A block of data
******

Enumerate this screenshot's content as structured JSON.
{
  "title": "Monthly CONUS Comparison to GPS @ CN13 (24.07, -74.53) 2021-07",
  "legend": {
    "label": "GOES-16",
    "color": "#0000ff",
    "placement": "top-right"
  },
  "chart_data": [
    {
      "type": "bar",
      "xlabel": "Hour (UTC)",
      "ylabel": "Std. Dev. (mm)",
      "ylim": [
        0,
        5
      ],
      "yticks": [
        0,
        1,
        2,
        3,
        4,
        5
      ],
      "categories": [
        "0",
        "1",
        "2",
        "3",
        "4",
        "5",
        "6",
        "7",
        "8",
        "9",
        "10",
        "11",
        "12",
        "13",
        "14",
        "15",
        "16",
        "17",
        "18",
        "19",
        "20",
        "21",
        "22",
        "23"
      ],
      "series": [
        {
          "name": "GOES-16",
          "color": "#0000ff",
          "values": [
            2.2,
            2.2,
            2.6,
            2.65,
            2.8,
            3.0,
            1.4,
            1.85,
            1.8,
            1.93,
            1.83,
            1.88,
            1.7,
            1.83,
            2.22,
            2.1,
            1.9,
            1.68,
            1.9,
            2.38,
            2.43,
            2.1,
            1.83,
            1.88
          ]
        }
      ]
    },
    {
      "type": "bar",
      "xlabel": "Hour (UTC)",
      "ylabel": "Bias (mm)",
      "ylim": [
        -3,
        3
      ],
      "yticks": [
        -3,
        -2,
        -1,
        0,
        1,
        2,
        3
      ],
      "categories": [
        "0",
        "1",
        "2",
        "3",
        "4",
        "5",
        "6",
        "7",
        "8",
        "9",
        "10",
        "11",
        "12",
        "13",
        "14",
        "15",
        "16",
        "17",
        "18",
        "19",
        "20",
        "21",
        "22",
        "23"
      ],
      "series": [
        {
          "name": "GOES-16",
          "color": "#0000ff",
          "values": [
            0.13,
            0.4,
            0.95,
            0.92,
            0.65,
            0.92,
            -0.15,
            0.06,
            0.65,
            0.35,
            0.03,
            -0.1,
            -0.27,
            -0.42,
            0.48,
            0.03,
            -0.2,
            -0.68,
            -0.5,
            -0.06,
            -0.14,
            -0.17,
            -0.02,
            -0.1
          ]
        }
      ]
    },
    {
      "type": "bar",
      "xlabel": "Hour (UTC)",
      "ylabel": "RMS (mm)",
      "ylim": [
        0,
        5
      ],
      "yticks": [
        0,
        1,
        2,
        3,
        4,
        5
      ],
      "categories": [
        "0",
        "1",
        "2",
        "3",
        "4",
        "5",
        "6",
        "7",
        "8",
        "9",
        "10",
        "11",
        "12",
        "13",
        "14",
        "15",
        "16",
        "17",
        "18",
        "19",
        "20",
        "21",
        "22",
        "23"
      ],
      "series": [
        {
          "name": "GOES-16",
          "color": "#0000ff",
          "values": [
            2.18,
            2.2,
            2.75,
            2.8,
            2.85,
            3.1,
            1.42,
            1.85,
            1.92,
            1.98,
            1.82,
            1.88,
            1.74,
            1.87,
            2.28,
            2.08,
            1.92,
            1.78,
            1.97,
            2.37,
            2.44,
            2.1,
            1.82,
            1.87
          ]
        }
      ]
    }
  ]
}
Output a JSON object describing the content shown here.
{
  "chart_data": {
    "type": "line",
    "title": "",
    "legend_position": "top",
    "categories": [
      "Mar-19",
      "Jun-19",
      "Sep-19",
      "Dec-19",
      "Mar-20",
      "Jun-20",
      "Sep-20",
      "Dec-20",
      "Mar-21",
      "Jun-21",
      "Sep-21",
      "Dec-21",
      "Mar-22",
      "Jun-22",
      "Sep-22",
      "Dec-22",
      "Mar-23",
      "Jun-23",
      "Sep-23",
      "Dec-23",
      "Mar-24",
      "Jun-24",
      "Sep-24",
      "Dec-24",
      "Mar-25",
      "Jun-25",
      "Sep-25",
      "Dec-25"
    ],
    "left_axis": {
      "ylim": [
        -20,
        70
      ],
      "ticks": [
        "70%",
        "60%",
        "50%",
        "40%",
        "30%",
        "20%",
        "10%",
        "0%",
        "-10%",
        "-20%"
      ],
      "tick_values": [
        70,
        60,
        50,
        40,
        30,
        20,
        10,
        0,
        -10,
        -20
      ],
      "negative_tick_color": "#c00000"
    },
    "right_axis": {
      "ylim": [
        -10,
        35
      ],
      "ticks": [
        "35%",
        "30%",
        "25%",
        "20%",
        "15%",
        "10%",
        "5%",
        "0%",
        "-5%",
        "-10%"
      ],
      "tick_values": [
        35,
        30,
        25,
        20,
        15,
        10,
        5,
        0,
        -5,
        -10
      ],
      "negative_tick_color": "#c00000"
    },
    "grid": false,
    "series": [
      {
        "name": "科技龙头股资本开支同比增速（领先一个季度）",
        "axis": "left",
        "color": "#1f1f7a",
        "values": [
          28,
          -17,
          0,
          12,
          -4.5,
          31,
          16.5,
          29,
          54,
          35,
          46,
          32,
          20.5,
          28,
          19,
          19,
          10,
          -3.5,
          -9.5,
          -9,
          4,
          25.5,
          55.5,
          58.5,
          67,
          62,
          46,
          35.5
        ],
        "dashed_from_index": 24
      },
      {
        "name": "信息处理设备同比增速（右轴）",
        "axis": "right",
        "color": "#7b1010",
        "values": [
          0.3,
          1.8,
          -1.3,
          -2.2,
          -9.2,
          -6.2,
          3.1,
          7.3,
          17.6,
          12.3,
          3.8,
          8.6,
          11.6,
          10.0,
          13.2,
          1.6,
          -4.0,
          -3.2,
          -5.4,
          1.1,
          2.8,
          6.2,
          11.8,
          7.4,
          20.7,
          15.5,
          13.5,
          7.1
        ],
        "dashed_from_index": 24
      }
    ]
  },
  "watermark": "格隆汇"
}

******

Your task is to repeat each line of the material exactly.

▶ **REPLY TO THE TASK**
Enumerate this screenshot's content as structured JSON.
{
  "title": "Monthly CONUS Comparison to GPS @ CN13 (24.07, -74.53) 2021-07",
  "legend": {
    "label": "GOES-16",
    "color": "#0000ff",
    "placement": "top-right"
  },
  "chart_data": [
    {
      "type": "bar",
      "xlabel": "Hour (UTC)",
      "ylabel": "Std. Dev. (mm)",
      "ylim": [
        0,
        5
      ],
      "yticks": [
        0,
        1,
        2,
        3,
        4,
        5
      ],
      "categories": [
        "0",
        "1",
        "2",
        "3",
        "4",
        "5",
        "6",
        "7",
        "8",
        "9",
        "10",
        "11",
        "12",
        "13",
        "14",
        "15",
        "16",
        "17",
        "18",
        "19",
        "20",
        "21",
        "22",
        "23"
      ],
      "series": [
        {
          "name": "GOES-16",
          "color": "#0000ff",
          "values": [
            2.2,
            2.2,
            2.6,
            2.65,
            2.8,
            3.0,
            1.4,
            1.85,
            1.8,
            1.93,
            1.83,
            1.88,
            1.7,
            1.83,
            2.22,
            2.1,
            1.9,
            1.68,
            1.9,
            2.38,
            2.43,
            2.1,
            1.83,
            1.88
          ]
        }
      ]
    },
    {
      "type": "bar",
      "xlabel": "Hour (UTC)",
      "ylabel": "Bias (mm)",
      "ylim": [
        -3,
        3
      ],
      "yticks": [
        -3,
        -2,
        -1,
        0,
        1,
        2,
        3
      ],
      "categories": [
        "0",
        "1",
        "2",
        "3",
        "4",
        "5",
        "6",
        "7",
        "8",
        "9",
        "10",
        "11",
        "12",
        "13",
        "14",
        "15",
        "16",
        "17",
        "18",
        "19",
        "20",
        "21",
        "22",
        "23"
      ],
      "series": [
        {
          "name": "GOES-16",
          "color": "#0000ff",
          "values": [
            0.13,
            0.4,
            0.95,
            0.92,
            0.65,
            0.92,
            -0.15,
            0.06,
            0.65,
            0.35,
            0.03,
            -0.1,
            -0.27,
            -0.42,
            0.48,
            0.03,
            -0.2,
            -0.68,
            -0.5,
            -0.06,
            -0.14,
            -0.17,
            -0.02,
            -0.1
          ]
        }
      ]
    },
    {
      "type": "bar",
      "xlabel": "Hour (UTC)",
      "ylabel": "RMS (mm)",
      "ylim": [
        0,
        5
      ],
      "yticks": [
        0,
        1,
        2,
        3,
        4,
        5
      ],
      "categories": [
        "0",
        "1",
        "2",
        "3",
        "4",
        "5",
        "6",
        "7",
        "8",
        "9",
        "10",
        "11",
        "12",
        "13",
        "14",
        "15",
        "16",
        "17",
        "18",
        "19",
        "20",
        "21",
        "22",
        "23"
      ],
      "series": [
        {
          "name": "GOES-16",
          "color": "#0000ff",
          "values": [
            2.18,
            2.2,
            2.75,
            2.8,
            2.85,
            3.1,
            1.42,
            1.85,
            1.92,
            1.98,
            1.82,
            1.88,
            1.74,
            1.87,
            2.28,
            2.08,
            1.92,
            1.78,
            1.97,
            2.37,
            2.44,
            2.1,
            1.82,
            1.87
          ]
        }
      ]
    }
  ]
}
Output a JSON object describing the content shown here.
{
  "chart_data": {
    "type": "line",
    "title": "",
    "legend_position": "top",
    "categories": [
      "Mar-19",
      "Jun-19",
      "Sep-19",
      "Dec-19",
      "Mar-20",
      "Jun-20",
      "Sep-20",
      "Dec-20",
      "Mar-21",
      "Jun-21",
      "Sep-21",
      "Dec-21",
      "Mar-22",
      "Jun-22",
      "Sep-22",
      "Dec-22",
      "Mar-23",
      "Jun-23",
      "Sep-23",
      "Dec-23",
      "Mar-24",
      "Jun-24",
      "Sep-24",
      "Dec-24",
      "Mar-25",
      "Jun-25",
      "Sep-25",
      "Dec-25"
    ],
    "left_axis": {
      "ylim": [
        -20,
        70
      ],
      "ticks": [
        "70%",
        "60%",
        "50%",
        "40%",
        "30%",
        "20%",
        "10%",
        "0%",
        "-10%",
        "-20%"
      ],
      "tick_values": [
        70,
        60,
        50,
        40,
        30,
        20,
        10,
        0,
        -10,
        -20
      ],
      "negative_tick_color": "#c00000"
    },
    "right_axis": {
      "ylim": [
        -10,
        35
      ],
      "ticks": [
        "35%",
        "30%",
        "25%",
        "20%",
        "15%",
        "10%",
        "5%",
        "0%",
        "-5%",
        "-10%"
      ],
      "tick_values": [
        35,
        30,
        25,
        20,
        15,
        10,
        5,
        0,
        -5,
        -10
      ],
      "negative_tick_color": "#c00000"
    },
    "grid": false,
    "series": [
      {
        "name": "科技龙头股资本开支同比增速（领先一个季度）",
        "axis": "left",
        "color": "#1f1f7a",
        "values": [
          28,
          -17,
          0,
          12,
          -4.5,
          31,
          16.5,
          29,
          54,
          35,
          46,
          32,
          20.5,
          28,
          19,
          19,
          10,
          -3.5,
          -9.5,
          -9,
          4,
          25.5,
          55.5,
          58.5,
          67,
          62,
          46,
          35.5
        ],
        "dashed_from_index": 24
      },
      {
        "name": "信息处理设备同比增速（右轴）",
        "axis": "right",
        "color": "#7b1010",
        "values": [
          0.3,
          1.8,
          -1.3,
          -2.2,
          -9.2,
          -6.2,
          3.1,
          7.3,
          17.6,
          12.3,
          3.8,
          8.6,
          11.6,
          10.0,
          13.2,
          1.6,
          -4.0,
          -3.2,
          -5.4,
          1.1,
          2.8,
          6.2,
          11.8,
          7.4,
          20.7,
          15.5,
          13.5,
          7.1
        ],
        "dashed_from_index": 24
      }
    ]
  },
  "watermark": "格隆汇"
}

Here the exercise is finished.